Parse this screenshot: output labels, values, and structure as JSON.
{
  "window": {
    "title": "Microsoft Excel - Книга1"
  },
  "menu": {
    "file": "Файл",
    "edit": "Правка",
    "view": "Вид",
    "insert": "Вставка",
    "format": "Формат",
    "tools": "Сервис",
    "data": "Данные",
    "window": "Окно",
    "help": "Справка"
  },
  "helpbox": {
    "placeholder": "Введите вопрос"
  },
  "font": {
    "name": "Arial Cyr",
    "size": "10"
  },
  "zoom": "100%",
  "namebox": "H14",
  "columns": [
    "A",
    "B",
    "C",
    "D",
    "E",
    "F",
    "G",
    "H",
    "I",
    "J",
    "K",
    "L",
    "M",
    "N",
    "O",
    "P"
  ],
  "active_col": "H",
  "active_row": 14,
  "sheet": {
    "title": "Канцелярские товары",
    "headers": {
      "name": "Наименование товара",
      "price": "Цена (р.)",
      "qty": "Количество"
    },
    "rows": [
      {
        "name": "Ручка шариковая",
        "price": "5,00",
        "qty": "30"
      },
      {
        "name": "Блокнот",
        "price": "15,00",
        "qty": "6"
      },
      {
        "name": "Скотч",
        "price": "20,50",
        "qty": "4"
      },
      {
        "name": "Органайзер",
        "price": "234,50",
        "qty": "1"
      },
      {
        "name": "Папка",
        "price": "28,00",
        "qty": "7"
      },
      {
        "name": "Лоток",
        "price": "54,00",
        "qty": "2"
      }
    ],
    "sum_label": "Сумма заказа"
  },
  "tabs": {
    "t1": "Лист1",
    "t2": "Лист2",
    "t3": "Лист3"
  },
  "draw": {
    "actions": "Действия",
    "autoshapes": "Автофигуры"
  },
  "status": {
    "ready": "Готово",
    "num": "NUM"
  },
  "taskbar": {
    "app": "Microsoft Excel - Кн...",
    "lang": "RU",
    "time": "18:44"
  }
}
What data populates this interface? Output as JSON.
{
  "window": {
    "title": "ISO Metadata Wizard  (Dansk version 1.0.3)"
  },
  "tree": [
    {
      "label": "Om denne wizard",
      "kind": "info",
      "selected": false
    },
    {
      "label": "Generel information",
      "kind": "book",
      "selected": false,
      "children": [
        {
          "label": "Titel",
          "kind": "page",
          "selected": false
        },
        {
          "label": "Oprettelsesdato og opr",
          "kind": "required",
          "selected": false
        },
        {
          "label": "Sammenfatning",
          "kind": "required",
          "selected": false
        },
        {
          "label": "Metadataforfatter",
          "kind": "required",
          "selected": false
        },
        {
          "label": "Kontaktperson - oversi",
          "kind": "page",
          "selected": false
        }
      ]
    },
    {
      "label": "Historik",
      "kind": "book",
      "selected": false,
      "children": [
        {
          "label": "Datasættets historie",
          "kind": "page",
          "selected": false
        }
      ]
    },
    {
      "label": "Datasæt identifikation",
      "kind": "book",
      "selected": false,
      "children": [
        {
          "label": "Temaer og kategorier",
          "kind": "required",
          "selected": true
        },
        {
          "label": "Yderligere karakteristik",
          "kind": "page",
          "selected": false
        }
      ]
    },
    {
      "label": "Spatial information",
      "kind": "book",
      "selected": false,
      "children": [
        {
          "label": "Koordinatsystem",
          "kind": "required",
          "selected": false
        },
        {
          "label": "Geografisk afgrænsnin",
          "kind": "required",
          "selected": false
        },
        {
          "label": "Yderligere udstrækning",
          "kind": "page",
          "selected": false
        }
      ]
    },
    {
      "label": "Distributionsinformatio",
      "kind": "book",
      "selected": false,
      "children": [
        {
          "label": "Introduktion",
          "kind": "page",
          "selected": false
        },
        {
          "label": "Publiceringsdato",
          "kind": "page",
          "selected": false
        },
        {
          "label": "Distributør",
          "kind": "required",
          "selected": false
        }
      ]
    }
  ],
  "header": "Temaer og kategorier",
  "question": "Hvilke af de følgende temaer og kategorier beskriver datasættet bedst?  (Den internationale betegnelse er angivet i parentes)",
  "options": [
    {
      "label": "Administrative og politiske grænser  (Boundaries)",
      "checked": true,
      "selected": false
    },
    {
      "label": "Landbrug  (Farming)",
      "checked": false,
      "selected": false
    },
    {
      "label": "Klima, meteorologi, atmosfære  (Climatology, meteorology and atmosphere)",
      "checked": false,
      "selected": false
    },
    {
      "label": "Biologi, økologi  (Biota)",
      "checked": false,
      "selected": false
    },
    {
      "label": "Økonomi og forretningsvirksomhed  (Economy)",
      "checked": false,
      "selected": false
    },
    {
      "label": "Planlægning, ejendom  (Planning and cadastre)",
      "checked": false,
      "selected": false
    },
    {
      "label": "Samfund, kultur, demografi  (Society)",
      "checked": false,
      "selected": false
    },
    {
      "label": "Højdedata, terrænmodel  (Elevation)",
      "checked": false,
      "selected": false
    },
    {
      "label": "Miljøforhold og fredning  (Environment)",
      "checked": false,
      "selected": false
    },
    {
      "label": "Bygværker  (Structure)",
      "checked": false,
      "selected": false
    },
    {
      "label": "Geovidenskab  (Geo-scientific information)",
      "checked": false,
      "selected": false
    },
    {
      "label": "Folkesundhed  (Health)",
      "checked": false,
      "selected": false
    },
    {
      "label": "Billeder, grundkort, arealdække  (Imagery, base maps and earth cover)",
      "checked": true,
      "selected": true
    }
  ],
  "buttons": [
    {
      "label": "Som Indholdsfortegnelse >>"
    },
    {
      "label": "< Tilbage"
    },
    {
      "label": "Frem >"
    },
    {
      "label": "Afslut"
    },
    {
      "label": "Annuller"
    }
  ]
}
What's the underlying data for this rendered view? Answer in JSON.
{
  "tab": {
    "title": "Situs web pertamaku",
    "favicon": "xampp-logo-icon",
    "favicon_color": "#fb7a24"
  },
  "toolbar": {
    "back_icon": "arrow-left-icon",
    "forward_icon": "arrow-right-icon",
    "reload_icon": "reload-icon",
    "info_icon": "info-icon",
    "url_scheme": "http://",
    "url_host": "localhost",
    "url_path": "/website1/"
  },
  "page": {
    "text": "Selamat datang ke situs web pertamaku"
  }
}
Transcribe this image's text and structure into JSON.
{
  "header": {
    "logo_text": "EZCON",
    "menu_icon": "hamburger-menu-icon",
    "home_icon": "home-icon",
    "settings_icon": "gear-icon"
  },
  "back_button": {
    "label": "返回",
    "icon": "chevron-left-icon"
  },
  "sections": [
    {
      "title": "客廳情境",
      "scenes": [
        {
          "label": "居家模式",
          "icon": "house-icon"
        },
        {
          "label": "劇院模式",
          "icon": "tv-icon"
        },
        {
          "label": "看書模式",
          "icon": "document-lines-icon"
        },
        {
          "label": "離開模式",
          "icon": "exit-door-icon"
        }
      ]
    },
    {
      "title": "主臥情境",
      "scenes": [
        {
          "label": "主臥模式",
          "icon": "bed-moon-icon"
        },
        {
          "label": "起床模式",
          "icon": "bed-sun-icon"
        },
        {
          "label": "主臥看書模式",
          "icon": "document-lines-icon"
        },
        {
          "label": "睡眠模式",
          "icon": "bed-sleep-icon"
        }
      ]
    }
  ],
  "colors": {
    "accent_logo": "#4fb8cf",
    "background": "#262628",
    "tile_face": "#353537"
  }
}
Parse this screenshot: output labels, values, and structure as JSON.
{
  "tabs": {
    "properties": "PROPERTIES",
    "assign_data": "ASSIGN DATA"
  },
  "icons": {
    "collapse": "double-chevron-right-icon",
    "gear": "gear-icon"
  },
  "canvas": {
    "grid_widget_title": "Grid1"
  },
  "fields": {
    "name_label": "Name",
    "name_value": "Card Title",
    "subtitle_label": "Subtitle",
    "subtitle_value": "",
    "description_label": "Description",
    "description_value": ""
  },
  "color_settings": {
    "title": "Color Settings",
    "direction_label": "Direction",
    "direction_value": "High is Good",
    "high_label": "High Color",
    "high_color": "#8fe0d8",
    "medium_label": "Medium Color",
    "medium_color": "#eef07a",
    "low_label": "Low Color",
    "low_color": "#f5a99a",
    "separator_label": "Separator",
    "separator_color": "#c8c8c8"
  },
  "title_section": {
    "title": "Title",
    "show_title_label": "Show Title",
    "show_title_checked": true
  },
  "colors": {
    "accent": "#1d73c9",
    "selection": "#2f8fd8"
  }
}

**TASK TO CARRY OUT:** Where a line holds "gear", copy it out.

**RESULT BELOW:**
    "settings_icon": "gear-icon"
    "gear": "gear-icon"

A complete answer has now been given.